BEGIN GIVEN RECORDS

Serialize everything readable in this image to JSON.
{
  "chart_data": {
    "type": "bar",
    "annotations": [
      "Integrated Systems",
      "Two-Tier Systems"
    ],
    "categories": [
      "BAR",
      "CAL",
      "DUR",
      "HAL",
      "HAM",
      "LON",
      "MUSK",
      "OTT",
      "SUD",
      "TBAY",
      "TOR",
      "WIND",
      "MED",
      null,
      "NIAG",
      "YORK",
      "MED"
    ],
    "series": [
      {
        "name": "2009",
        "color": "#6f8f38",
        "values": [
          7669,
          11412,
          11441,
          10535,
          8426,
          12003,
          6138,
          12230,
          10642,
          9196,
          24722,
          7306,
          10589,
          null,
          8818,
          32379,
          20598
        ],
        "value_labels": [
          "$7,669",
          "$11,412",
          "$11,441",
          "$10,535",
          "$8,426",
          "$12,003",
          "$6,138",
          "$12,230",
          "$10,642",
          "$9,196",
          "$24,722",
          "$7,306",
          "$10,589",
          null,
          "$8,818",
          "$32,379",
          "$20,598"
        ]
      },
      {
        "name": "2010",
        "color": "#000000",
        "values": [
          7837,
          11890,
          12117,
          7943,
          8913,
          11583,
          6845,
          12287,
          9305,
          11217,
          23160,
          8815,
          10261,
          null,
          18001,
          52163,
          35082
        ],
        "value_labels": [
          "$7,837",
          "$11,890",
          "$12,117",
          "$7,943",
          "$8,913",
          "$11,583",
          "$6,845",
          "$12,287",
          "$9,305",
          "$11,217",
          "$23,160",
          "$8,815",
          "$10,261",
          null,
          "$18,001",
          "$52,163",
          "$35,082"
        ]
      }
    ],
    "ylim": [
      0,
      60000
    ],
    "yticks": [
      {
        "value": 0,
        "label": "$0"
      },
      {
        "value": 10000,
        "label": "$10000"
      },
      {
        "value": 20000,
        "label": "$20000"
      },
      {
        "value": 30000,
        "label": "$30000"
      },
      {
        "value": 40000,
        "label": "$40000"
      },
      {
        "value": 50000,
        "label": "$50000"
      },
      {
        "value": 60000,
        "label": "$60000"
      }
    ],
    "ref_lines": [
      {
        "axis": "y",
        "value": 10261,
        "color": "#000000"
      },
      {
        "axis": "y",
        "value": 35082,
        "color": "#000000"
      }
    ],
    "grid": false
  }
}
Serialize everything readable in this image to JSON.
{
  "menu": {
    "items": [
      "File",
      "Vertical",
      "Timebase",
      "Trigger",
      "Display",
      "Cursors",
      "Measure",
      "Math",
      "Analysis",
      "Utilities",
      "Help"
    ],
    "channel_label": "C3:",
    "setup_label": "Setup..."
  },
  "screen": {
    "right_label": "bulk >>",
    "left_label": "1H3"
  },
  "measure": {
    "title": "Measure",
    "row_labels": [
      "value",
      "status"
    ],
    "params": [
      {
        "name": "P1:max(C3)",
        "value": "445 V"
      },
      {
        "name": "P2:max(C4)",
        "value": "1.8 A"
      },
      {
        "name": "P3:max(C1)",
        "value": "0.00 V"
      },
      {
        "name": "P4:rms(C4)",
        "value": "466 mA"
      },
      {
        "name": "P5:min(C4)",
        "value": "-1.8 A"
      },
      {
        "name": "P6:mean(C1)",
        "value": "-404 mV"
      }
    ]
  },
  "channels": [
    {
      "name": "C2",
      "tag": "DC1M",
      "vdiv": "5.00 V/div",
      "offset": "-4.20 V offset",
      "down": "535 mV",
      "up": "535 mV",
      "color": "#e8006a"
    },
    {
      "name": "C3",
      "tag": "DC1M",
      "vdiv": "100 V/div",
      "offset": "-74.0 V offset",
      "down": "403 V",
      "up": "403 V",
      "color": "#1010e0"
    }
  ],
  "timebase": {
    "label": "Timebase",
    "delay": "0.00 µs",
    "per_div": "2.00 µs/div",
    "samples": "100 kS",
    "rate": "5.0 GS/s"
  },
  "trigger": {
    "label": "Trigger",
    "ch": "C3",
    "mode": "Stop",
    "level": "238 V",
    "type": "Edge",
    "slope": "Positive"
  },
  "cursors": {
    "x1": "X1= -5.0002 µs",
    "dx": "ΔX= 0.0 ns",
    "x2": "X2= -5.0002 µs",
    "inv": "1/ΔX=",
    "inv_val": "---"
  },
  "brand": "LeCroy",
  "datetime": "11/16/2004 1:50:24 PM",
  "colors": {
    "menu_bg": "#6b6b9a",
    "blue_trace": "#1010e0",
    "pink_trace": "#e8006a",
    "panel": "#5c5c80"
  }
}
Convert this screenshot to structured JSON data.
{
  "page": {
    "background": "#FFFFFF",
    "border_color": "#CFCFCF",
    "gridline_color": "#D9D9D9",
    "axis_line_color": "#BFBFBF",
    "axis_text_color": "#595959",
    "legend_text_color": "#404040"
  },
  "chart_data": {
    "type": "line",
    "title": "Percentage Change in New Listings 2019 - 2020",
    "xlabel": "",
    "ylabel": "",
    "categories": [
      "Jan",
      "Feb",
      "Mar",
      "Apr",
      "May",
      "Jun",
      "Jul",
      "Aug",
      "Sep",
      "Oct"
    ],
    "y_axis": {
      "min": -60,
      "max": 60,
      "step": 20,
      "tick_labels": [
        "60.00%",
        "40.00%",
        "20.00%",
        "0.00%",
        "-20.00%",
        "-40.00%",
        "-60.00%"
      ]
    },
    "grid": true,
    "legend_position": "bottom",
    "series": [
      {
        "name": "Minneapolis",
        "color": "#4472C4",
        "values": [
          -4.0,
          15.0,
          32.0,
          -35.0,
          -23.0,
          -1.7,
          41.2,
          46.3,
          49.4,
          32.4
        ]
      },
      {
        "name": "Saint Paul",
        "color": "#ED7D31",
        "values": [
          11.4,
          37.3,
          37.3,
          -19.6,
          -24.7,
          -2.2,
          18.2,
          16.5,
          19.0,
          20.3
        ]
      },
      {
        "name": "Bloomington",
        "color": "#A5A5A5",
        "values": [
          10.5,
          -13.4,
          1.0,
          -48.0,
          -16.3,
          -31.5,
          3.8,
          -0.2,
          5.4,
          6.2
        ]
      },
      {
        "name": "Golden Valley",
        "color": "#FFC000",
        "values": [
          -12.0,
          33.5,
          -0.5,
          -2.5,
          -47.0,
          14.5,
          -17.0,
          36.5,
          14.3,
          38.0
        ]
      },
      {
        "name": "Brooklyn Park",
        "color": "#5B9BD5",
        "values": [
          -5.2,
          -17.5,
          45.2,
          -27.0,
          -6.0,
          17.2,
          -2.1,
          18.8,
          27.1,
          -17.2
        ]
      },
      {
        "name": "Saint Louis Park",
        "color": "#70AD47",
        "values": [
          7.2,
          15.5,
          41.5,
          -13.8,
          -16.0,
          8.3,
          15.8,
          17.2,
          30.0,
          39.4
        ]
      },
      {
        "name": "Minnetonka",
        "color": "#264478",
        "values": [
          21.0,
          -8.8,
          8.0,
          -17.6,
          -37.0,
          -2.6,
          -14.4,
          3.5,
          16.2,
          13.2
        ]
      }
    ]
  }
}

END GIVEN RECORDS

_GOAL_:
Write out the entries above once more, without altering anything.

_RESULT FOR THIS EXERCISE_:
Serialize everything readable in this image to JSON.
{
  "chart_data": {
    "type": "bar",
    "annotations": [
      "Integrated Systems",
      "Two-Tier Systems"
    ],
    "categories": [
      "BAR",
      "CAL",
      "DUR",
      "HAL",
      "HAM",
      "LON",
      "MUSK",
      "OTT",
      "SUD",
      "TBAY",
      "TOR",
      "WIND",
      "MED",
      null,
      "NIAG",
      "YORK",
      "MED"
    ],
    "series": [
      {
        "name": "2009",
        "color": "#6f8f38",
        "values": [
          7669,
          11412,
          11441,
          10535,
          8426,
          12003,
          6138,
          12230,
          10642,
          9196,
          24722,
          7306,
          10589,
          null,
          8818,
          32379,
          20598
        ],
        "value_labels": [
          "$7,669",
          "$11,412",
          "$11,441",
          "$10,535",
          "$8,426",
          "$12,003",
          "$6,138",
          "$12,230",
          "$10,642",
          "$9,196",
          "$24,722",
          "$7,306",
          "$10,589",
          null,
          "$8,818",
          "$32,379",
          "$20,598"
        ]
      },
      {
        "name": "2010",
        "color": "#000000",
        "values": [
          7837,
          11890,
          12117,
          7943,
          8913,
          11583,
          6845,
          12287,
          9305,
          11217,
          23160,
          8815,
          10261,
          null,
          18001,
          52163,
          35082
        ],
        "value_labels": [
          "$7,837",
          "$11,890",
          "$12,117",
          "$7,943",
          "$8,913",
          "$11,583",
          "$6,845",
          "$12,287",
          "$9,305",
          "$11,217",
          "$23,160",
          "$8,815",
          "$10,261",
          null,
          "$18,001",
          "$52,163",
          "$35,082"
        ]
      }
    ],
    "ylim": [
      0,
      60000
    ],
    "yticks": [
      {
        "value": 0,
        "label": "$0"
      },
      {
        "value": 10000,
        "label": "$10000"
      },
      {
        "value": 20000,
        "label": "$20000"
      },
      {
        "value": 30000,
        "label": "$30000"
      },
      {
        "value": 40000,
        "label": "$40000"
      },
      {
        "value": 50000,
        "label": "$50000"
      },
      {
        "value": 60000,
        "label": "$60000"
      }
    ],
    "ref_lines": [
      {
        "axis": "y",
        "value": 10261,
        "color": "#000000"
      },
      {
        "axis": "y",
        "value": 35082,
        "color": "#000000"
      }
    ],
    "grid": false
  }
}
Serialize everything readable in this image to JSON.
{
  "menu": {
    "items": [
      "File",
      "Vertical",
      "Timebase",
      "Trigger",
      "Display",
      "Cursors",
      "Measure",
      "Math",
      "Analysis",
      "Utilities",
      "Help"
    ],
    "channel_label": "C3:",
    "setup_label": "Setup..."
  },
  "screen": {
    "right_label": "bulk >>",
    "left_label": "1H3"
  },
  "measure": {
    "title": "Measure",
    "row_labels": [
      "value",
      "status"
    ],
    "params": [
      {
        "name": "P1:max(C3)",
        "value": "445 V"
      },
      {
        "name": "P2:max(C4)",
        "value": "1.8 A"
      },
      {
        "name": "P3:max(C1)",
        "value": "0.00 V"
      },
      {
        "name": "P4:rms(C4)",
        "value": "466 mA"
      },
      {
        "name": "P5:min(C4)",
        "value": "-1.8 A"
      },
      {
        "name": "P6:mean(C1)",
        "value": "-404 mV"
      }
    ]
  },
  "channels": [
    {
      "name": "C2",
      "tag": "DC1M",
      "vdiv": "5.00 V/div",
      "offset": "-4.20 V offset",
      "down": "535 mV",
      "up": "535 mV",
      "color": "#e8006a"
    },
    {
      "name": "C3",
      "tag": "DC1M",
      "vdiv": "100 V/div",
      "offset": "-74.0 V offset",
      "down": "403 V",
      "up": "403 V",
      "color": "#1010e0"
    }
  ],
  "timebase": {
    "label": "Timebase",
    "delay": "0.00 µs",
    "per_div": "2.00 µs/div",
    "samples": "100 kS",
    "rate": "5.0 GS/s"
  },
  "trigger": {
    "label": "Trigger",
    "ch": "C3",
    "mode": "Stop",
    "level": "238 V",
    "type": "Edge",
    "slope": "Positive"
  },
  "cursors": {
    "x1": "X1= -5.0002 µs",
    "dx": "ΔX= 0.0 ns",
    "x2": "X2= -5.0002 µs",
    "inv": "1/ΔX=",
    "inv_val": "---"
  },
  "brand": "LeCroy",
  "datetime": "11/16/2004 1:50:24 PM",
  "colors": {
    "menu_bg": "#6b6b9a",
    "blue_trace": "#1010e0",
    "pink_trace": "#e8006a",
    "panel": "#5c5c80"
  }
}
Convert this screenshot to structured JSON data.
{
  "page": {
    "background": "#FFFFFF",
    "border_color": "#CFCFCF",
    "gridline_color": "#D9D9D9",
    "axis_line_color": "#BFBFBF",
    "axis_text_color": "#595959",
    "legend_text_color": "#404040"
  },
  "chart_data": {
    "type": "line",
    "title": "Percentage Change in New Listings 2019 - 2020",
    "xlabel": "",
    "ylabel": "",
    "categories": [
      "Jan",
      "Feb",
      "Mar",
      "Apr",
      "May",
      "Jun",
      "Jul",
      "Aug",
      "Sep",
      "Oct"
    ],
    "y_axis": {
      "min": -60,
      "max": 60,
      "step": 20,
      "tick_labels": [
        "60.00%",
        "40.00%",
        "20.00%",
        "0.00%",
        "-20.00%",
        "-40.00%",
        "-60.00%"
      ]
    },
    "grid": true,
    "legend_position": "bottom",
    "series": [
      {
        "name": "Minneapolis",
        "color": "#4472C4",
        "values": [
          -4.0,
          15.0,
          32.0,
          -35.0,
          -23.0,
          -1.7,
          41.2,
          46.3,
          49.4,
          32.4
        ]
      },
      {
        "name": "Saint Paul",
        "color": "#ED7D31",
        "values": [
          11.4,
          37.3,
          37.3,
          -19.6,
          -24.7,
          -2.2,
          18.2,
          16.5,
          19.0,
          20.3
        ]
      },
      {
        "name": "Bloomington",
        "color": "#A5A5A5",
        "values": [
          10.5,
          -13.4,
          1.0,
          -48.0,
          -16.3,
          -31.5,
          3.8,
          -0.2,
          5.4,
          6.2
        ]
      },
      {
        "name": "Golden Valley",
        "color": "#FFC000",
        "values": [
          -12.0,
          33.5,
          -0.5,
          -2.5,
          -47.0,
          14.5,
          -17.0,
          36.5,
          14.3,
          38.0
        ]
      },
      {
        "name": "Brooklyn Park",
        "color": "#5B9BD5",
        "values": [
          -5.2,
          -17.5,
          45.2,
          -27.0,
          -6.0,
          17.2,
          -2.1,
          18.8,
          27.1,
          -17.2
        ]
      },
      {
        "name": "Saint Louis Park",
        "color": "#70AD47",
        "values": [
          7.2,
          15.5,
          41.5,
          -13.8,
          -16.0,
          8.3,
          15.8,
          17.2,
          30.0,
          39.4
        ]
      },
      {
        "name": "Minnetonka",
        "color": "#264478",
        "values": [
          21.0,
          -8.8,
          8.0,
          -17.6,
          -37.0,
          -2.6,
          -14.4,
          3.5,
          16.2,
          13.2
        ]
      }
    ]
  }
}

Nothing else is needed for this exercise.